## TASK TO COMPLETE
Working from the entries below, tally each line that holds "creatures". Give the tally and nothing else.

## EXTRACTED ENTRIES

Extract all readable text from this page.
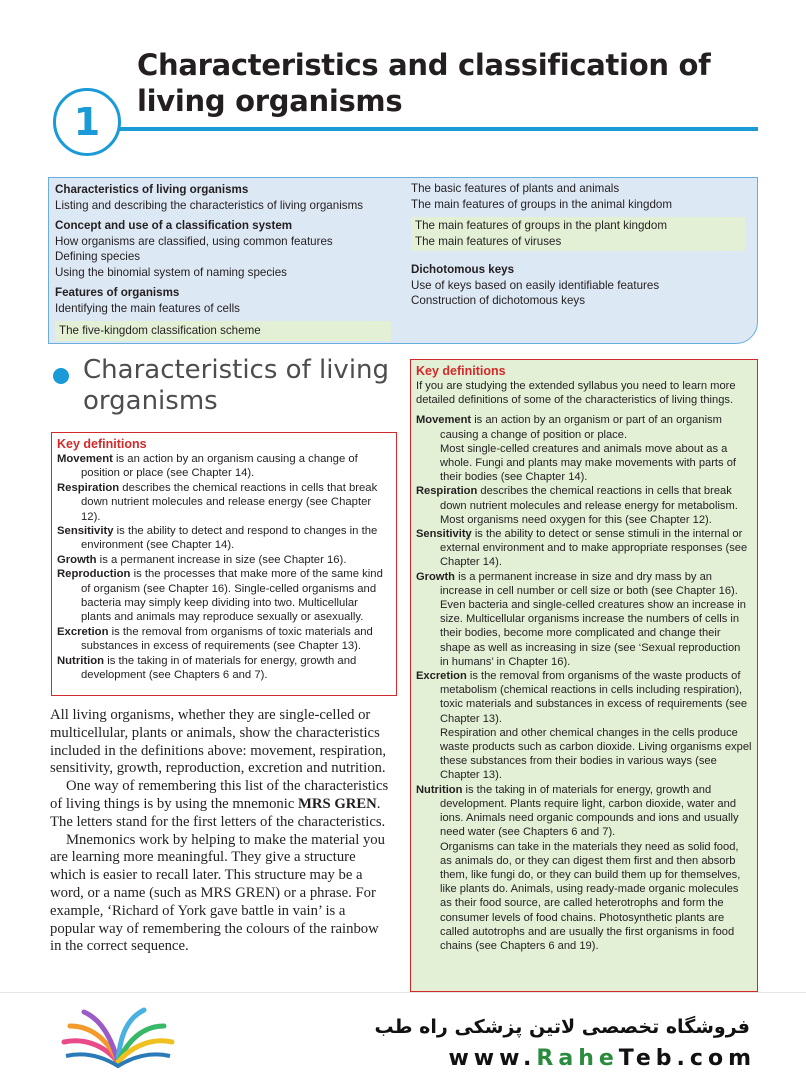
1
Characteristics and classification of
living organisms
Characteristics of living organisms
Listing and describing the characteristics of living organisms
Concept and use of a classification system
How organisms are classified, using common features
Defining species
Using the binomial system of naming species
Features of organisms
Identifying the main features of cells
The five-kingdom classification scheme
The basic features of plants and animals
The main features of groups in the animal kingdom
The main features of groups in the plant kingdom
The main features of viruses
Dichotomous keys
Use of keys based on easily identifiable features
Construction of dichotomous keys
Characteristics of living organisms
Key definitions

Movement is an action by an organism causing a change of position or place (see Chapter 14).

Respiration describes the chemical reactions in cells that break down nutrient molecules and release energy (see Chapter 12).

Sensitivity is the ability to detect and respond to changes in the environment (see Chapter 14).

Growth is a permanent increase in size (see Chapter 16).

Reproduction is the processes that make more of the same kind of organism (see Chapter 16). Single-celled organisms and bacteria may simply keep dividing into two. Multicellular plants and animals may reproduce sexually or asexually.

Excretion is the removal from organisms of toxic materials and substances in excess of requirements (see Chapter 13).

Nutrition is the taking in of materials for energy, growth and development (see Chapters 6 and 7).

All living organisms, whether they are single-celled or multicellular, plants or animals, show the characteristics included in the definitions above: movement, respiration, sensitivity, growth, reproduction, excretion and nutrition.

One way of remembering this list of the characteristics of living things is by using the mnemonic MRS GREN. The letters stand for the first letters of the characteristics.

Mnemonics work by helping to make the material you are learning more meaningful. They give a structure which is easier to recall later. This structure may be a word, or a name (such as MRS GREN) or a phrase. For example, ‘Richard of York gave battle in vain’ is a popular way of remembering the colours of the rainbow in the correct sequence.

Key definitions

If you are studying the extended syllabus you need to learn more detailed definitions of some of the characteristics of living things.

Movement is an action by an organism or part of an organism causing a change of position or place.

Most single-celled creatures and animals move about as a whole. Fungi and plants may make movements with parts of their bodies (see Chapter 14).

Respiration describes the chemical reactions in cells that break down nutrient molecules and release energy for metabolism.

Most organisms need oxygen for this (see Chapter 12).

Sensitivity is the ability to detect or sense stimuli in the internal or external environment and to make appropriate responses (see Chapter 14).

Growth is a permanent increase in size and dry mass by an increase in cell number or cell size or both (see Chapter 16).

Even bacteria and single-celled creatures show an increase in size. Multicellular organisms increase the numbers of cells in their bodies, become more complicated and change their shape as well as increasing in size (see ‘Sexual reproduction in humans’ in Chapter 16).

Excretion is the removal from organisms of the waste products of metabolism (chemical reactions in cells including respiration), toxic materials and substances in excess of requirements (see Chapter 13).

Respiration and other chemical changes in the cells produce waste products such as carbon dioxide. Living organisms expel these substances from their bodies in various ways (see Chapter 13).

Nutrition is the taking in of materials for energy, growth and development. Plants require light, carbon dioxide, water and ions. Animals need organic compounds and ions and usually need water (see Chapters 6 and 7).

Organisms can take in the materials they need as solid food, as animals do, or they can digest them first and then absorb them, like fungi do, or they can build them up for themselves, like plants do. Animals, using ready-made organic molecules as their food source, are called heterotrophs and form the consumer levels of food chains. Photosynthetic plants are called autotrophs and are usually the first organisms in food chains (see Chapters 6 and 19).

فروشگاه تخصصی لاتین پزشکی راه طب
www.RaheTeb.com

==

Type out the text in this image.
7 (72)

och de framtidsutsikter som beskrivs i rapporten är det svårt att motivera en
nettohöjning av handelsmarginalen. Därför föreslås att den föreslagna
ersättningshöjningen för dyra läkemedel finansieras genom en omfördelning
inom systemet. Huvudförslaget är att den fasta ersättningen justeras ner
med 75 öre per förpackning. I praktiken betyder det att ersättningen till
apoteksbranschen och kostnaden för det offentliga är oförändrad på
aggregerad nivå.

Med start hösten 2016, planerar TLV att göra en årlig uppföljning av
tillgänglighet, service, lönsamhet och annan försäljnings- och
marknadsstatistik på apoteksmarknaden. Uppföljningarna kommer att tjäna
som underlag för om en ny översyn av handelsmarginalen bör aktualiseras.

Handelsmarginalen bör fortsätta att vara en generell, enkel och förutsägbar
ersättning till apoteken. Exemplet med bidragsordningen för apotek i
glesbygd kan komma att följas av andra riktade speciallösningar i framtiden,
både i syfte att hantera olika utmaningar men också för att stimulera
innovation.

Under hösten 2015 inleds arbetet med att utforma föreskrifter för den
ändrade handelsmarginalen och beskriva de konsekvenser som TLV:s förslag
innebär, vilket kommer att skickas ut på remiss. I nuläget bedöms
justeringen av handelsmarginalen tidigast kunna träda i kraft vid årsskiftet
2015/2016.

* * *

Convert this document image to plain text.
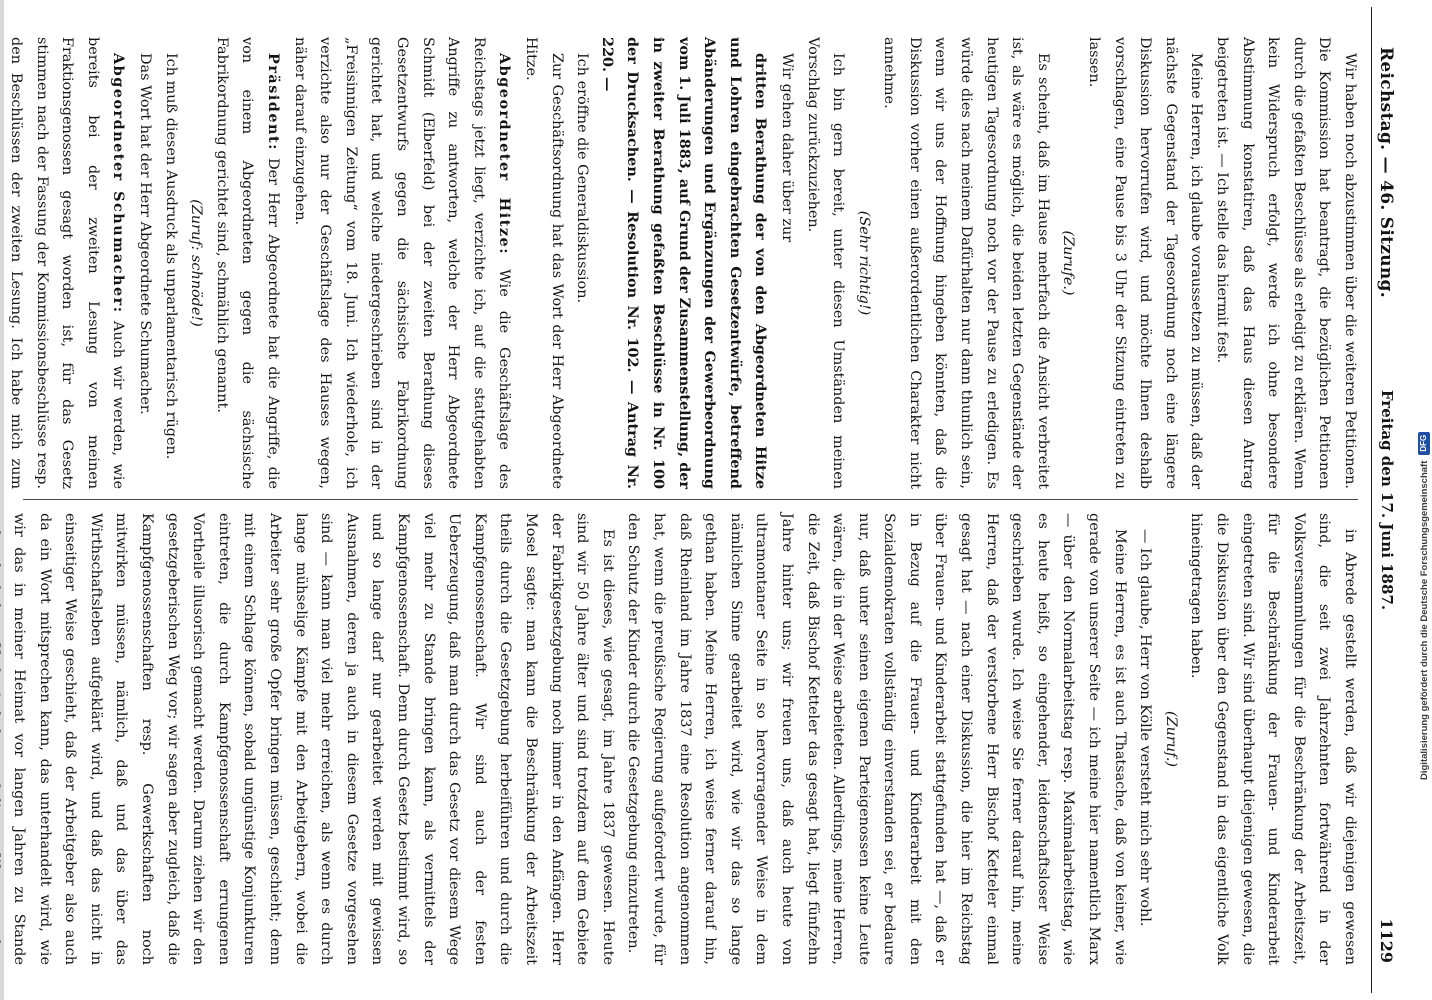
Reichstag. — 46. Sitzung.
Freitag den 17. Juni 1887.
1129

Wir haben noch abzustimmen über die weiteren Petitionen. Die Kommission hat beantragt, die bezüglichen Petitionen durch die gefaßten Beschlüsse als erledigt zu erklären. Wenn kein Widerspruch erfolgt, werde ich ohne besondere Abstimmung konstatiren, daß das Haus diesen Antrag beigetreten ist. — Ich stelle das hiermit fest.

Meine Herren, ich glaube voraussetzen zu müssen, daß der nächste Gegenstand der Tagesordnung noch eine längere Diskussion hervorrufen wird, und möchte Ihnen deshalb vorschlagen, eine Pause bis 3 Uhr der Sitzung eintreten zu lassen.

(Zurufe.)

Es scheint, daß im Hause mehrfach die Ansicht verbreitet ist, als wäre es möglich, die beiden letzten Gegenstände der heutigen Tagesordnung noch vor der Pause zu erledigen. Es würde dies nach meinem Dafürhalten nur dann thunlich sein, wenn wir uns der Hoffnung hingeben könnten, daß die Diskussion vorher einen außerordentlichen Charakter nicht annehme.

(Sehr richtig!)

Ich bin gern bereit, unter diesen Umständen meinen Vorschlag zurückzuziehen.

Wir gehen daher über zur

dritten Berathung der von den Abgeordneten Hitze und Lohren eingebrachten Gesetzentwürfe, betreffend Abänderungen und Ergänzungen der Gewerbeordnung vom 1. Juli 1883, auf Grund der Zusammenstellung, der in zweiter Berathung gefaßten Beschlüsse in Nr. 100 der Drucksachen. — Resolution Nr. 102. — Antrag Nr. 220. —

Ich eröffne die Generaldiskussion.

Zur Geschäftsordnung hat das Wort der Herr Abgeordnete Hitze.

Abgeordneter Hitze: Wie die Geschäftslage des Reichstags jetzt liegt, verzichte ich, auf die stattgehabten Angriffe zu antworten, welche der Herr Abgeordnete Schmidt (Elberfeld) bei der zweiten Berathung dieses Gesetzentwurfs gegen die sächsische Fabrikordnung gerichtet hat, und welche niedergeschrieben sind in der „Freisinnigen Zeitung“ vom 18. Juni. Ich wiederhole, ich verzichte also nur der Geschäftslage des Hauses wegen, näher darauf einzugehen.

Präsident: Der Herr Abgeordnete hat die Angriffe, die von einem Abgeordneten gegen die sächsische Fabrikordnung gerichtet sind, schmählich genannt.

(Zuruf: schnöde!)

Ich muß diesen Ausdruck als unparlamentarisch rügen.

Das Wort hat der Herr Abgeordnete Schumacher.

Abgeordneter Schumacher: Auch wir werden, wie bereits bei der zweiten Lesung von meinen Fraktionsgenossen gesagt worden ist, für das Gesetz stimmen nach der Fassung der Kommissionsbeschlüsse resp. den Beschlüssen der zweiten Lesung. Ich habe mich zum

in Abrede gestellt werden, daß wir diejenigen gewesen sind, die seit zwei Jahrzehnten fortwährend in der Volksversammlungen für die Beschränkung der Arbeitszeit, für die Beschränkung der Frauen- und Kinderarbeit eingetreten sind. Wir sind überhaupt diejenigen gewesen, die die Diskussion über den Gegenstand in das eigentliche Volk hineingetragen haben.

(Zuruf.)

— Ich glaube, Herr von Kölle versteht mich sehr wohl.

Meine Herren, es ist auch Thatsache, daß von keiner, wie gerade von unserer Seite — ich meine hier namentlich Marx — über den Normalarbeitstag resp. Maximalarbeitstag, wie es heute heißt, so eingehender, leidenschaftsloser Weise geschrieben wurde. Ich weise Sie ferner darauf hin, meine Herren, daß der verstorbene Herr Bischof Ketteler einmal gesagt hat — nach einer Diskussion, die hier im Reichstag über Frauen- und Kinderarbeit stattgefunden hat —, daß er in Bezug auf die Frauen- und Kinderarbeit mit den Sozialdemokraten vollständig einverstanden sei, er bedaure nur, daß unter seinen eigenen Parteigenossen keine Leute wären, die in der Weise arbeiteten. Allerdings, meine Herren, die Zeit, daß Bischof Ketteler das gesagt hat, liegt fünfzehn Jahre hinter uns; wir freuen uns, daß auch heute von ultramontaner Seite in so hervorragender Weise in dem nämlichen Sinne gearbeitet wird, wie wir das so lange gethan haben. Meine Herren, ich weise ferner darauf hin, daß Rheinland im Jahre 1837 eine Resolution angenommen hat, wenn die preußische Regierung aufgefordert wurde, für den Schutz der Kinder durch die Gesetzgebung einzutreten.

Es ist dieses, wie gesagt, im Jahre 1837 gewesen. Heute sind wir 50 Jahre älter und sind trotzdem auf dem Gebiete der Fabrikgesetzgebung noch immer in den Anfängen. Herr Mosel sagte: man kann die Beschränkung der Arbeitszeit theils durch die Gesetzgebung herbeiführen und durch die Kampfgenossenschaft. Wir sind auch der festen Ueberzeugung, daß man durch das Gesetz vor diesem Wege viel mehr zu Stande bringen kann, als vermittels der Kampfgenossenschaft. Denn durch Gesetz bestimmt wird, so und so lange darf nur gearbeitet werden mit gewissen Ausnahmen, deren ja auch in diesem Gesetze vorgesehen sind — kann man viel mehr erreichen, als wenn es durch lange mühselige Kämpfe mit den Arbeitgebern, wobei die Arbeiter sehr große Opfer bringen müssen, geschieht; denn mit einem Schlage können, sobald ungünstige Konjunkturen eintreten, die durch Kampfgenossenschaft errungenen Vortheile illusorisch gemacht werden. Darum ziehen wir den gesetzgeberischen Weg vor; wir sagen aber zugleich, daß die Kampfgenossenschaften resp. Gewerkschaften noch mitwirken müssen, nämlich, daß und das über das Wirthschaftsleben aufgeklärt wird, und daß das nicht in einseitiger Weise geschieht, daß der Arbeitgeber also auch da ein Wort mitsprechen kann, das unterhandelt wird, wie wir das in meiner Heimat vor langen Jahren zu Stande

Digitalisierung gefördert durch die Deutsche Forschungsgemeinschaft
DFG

## RESULT OF THE TASK
2